Collected data:
[Start of section]
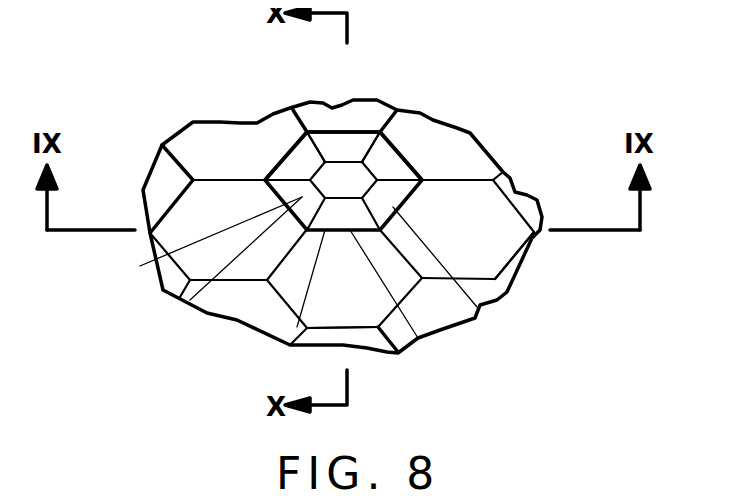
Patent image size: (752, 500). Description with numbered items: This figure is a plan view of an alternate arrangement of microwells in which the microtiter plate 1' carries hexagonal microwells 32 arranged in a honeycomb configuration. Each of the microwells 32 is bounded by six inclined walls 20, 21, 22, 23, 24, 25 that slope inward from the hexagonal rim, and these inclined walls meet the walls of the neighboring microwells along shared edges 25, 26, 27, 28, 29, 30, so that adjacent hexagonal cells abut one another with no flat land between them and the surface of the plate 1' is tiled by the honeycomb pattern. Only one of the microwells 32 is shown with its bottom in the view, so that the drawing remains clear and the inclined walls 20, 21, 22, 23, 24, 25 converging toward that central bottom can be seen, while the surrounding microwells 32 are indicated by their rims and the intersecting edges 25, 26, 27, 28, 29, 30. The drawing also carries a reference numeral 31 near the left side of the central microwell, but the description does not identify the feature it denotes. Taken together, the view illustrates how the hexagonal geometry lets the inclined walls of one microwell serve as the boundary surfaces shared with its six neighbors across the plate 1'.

The microtiter plate 1' is at (365, 223).
The inclined wall 20 is at (302, 157).
The inclined wall 21 is at (350, 143).
The inclined wall 22 is at (383, 153).
The inclined wall 23 is at (395, 195).
The inclined wall 24 is at (418, 338).
The inclined wall 25 is at (190, 300).
The edge 26 is at (282, 157).
The edge 27 is at (348, 131).
The edge 28 is at (403, 167).
The edge 29 is at (480, 307).
The edge 30 is at (297, 327).
The left facet edge 31 is at (140, 266).
The hexagonal microwells 32 is at (480, 228).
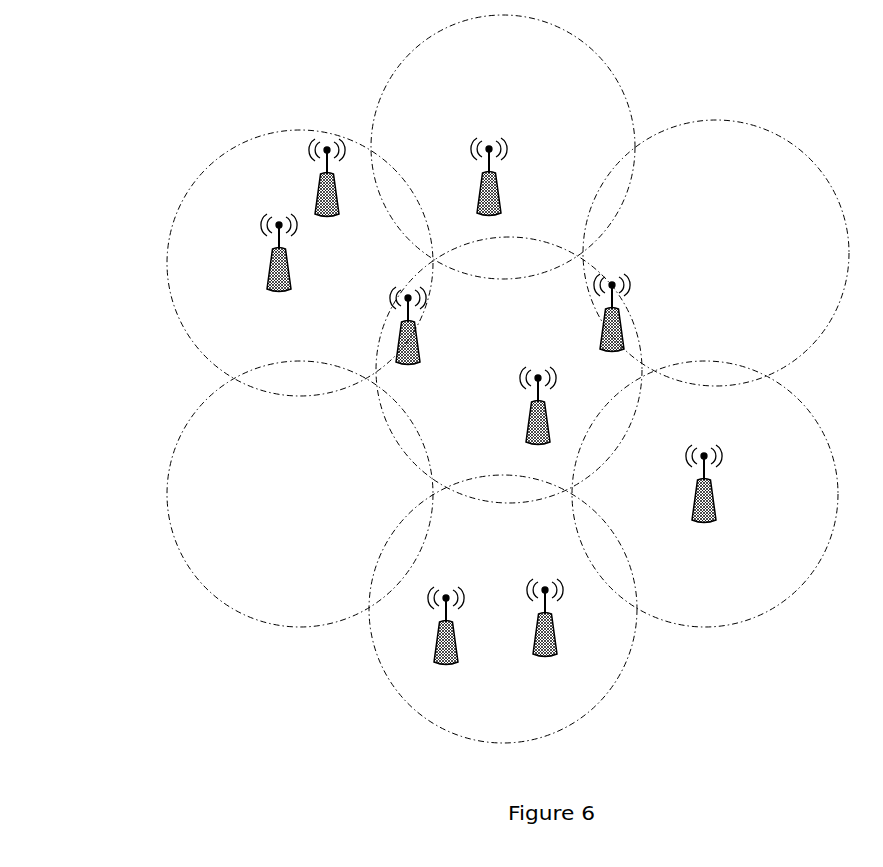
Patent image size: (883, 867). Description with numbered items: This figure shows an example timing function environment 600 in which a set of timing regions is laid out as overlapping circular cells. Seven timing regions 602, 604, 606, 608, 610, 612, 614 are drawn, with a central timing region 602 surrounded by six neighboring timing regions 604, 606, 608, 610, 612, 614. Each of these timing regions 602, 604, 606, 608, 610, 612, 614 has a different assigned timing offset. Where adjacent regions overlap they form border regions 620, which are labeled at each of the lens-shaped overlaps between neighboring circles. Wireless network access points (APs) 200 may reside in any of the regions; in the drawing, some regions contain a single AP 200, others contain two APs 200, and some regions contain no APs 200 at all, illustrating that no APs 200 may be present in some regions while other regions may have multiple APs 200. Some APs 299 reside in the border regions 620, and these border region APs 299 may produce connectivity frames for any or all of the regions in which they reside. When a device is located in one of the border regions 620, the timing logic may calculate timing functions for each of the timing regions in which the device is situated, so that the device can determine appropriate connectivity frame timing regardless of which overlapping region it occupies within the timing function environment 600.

The timing function environment 600 is at (117, 67).
The timing region 602 is at (533, 342).
The timing region 604 is at (515, 83).
The timing region 606 is at (737, 246).
The timing region 608 is at (783, 496).
The timing region 610 is at (507, 572).
The timing region 612 is at (285, 486).
The timing region 614 is at (333, 275).
The border region 620 is at (415, 222).
The access point 200 is at (326, 171).
The border region access point 299 is at (407, 319).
[End of section]
(EXERCISE DIRECTIONS)
When you copy the data above, keep each line exact and omit the pictures.

(FINAL ANSWER)
Patent image size: (752, 500). Description with numbered items: This figure is a plan view of an alternate arrangement of microwells in which the microtiter plate 1' carries hexagonal microwells 32 arranged in a honeycomb configuration. Each of the microwells 32 is bounded by six inclined walls 20, 21, 22, 23, 24, 25 that slope inward from the hexagonal rim, and these inclined walls meet the walls of the neighboring microwells along shared edges 25, 26, 27, 28, 29, 30, so that adjacent hexagonal cells abut one another with no flat land between them and the surface of the plate 1' is tiled by the honeycomb pattern. Only one of the microwells 32 is shown with its bottom in the view, so that the drawing remains clear and the inclined walls 20, 21, 22, 23, 24, 25 converging toward that central bottom can be seen, while the surrounding microwells 32 are indicated by their rims and the intersecting edges 25, 26, 27, 28, 29, 30. The drawing also carries a reference numeral 31 near the left side of the central microwell, but the description does not identify the feature it denotes. Taken together, the view illustrates how the hexagonal geometry lets the inclined walls of one microwell serve as the boundary surfaces shared with its six neighbors across the plate 1'.

The microtiter plate 1' is at (365, 223).
The inclined wall 20 is at (302, 157).
The inclined wall 21 is at (350, 143).
The inclined wall 22 is at (383, 153).
The inclined wall 23 is at (395, 195).
The inclined wall 24 is at (418, 338).
The inclined wall 25 is at (190, 300).
The edge 26 is at (282, 157).
The edge 27 is at (348, 131).
The edge 28 is at (403, 167).
The edge 29 is at (480, 307).
The edge 30 is at (297, 327).
The left facet edge 31 is at (140, 266).
The hexagonal microwells 32 is at (480, 228).
Patent image size: (883, 867). Description with numbered items: This figure shows an example timing function environment 600 in which a set of timing regions is laid out as overlapping circular cells. Seven timing regions 602, 604, 606, 608, 610, 612, 614 are drawn, with a central timing region 602 surrounded by six neighboring timing regions 604, 606, 608, 610, 612, 614. Each of these timing regions 602, 604, 606, 608, 610, 612, 614 has a different assigned timing offset. Where adjacent regions overlap they form border regions 620, which are labeled at each of the lens-shaped overlaps between neighboring circles. Wireless network access points (APs) 200 may reside in any of the regions; in the drawing, some regions contain a single AP 200, others contain two APs 200, and some regions contain no APs 200 at all, illustrating that no APs 200 may be present in some regions while other regions may have multiple APs 200. Some APs 299 reside in the border regions 620, and these border region APs 299 may produce connectivity frames for any or all of the regions in which they reside. When a device is located in one of the border regions 620, the timing logic may calculate timing functions for each of the timing regions in which the device is situated, so that the device can determine appropriate connectivity frame timing regardless of which overlapping region it occupies within the timing function environment 600.

The timing function environment 600 is at (117, 67).
The timing region 602 is at (533, 342).
The timing region 604 is at (515, 83).
The timing region 606 is at (737, 246).
The timing region 608 is at (783, 496).
The timing region 610 is at (507, 572).
The timing region 612 is at (285, 486).
The timing region 614 is at (333, 275).
The border region 620 is at (415, 222).
The access point 200 is at (326, 171).
The border region access point 299 is at (407, 319).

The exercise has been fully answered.